#### Exercise:
Write out each line exactly as it stands, please.
┏━━
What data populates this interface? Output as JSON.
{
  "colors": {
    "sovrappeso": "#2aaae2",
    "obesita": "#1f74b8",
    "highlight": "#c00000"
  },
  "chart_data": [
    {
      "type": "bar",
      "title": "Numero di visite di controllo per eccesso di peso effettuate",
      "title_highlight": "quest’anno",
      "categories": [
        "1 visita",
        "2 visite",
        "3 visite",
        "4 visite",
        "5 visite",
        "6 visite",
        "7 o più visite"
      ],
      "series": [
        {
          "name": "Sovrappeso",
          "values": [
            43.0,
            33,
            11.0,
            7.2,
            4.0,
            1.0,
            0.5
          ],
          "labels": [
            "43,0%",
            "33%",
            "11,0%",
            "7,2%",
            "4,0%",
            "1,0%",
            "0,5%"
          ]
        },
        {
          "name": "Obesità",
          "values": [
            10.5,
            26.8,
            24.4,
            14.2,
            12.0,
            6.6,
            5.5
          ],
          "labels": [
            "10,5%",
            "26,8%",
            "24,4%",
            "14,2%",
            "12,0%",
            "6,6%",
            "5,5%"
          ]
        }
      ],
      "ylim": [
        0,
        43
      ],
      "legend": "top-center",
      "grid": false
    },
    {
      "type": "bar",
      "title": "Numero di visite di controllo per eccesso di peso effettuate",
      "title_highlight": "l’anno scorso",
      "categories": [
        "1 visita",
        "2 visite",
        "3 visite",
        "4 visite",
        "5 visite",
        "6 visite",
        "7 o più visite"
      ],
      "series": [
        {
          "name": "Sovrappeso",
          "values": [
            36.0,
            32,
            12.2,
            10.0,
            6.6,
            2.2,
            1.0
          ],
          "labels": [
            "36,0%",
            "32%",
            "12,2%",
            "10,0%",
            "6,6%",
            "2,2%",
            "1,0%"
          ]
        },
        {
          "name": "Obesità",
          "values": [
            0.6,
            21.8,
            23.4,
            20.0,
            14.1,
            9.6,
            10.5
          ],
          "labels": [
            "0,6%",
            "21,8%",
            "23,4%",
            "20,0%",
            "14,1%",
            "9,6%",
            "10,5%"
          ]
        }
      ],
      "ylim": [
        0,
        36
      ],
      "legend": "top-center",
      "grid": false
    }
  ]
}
┗━━
#### Response:
What data populates this interface? Output as JSON.
{
  "colors": {
    "sovrappeso": "#2aaae2",
    "obesita": "#1f74b8",
    "highlight": "#c00000"
  },
  "chart_data": [
    {
      "type": "bar",
      "title": "Numero di visite di controllo per eccesso di peso effettuate",
      "title_highlight": "quest’anno",
      "categories": [
        "1 visita",
        "2 visite",
        "3 visite",
        "4 visite",
        "5 visite",
        "6 visite",
        "7 o più visite"
      ],
      "series": [
        {
          "name": "Sovrappeso",
          "values": [
            43.0,
            33,
            11.0,
            7.2,
            4.0,
            1.0,
            0.5
          ],
          "labels": [
            "43,0%",
            "33%",
            "11,0%",
            "7,2%",
            "4,0%",
            "1,0%",
            "0,5%"
          ]
        },
        {
          "name": "Obesità",
          "values": [
            10.5,
            26.8,
            24.4,
            14.2,
            12.0,
            6.6,
            5.5
          ],
          "labels": [
            "10,5%",
            "26,8%",
            "24,4%",
            "14,2%",
            "12,0%",
            "6,6%",
            "5,5%"
          ]
        }
      ],
      "ylim": [
        0,
        43
      ],
      "legend": "top-center",
      "grid": false
    },
    {
      "type": "bar",
      "title": "Numero di visite di controllo per eccesso di peso effettuate",
      "title_highlight": "l’anno scorso",
      "categories": [
        "1 visita",
        "2 visite",
        "3 visite",
        "4 visite",
        "5 visite",
        "6 visite",
        "7 o più visite"
      ],
      "series": [
        {
          "name": "Sovrappeso",
          "values": [
            36.0,
            32,
            12.2,
            10.0,
            6.6,
            2.2,
            1.0
          ],
          "labels": [
            "36,0%",
            "32%",
            "12,2%",
            "10,0%",
            "6,6%",
            "2,2%",
            "1,0%"
          ]
        },
        {
          "name": "Obesità",
          "values": [
            0.6,
            21.8,
            23.4,
            20.0,
            14.1,
            9.6,
            10.5
          ],
          "labels": [
            "0,6%",
            "21,8%",
            "23,4%",
            "20,0%",
            "14,1%",
            "9,6%",
            "10,5%"
          ]
        }
      ],
      "ylim": [
        0,
        36
      ],
      "legend": "top-center",
      "grid": false
    }
  ]
}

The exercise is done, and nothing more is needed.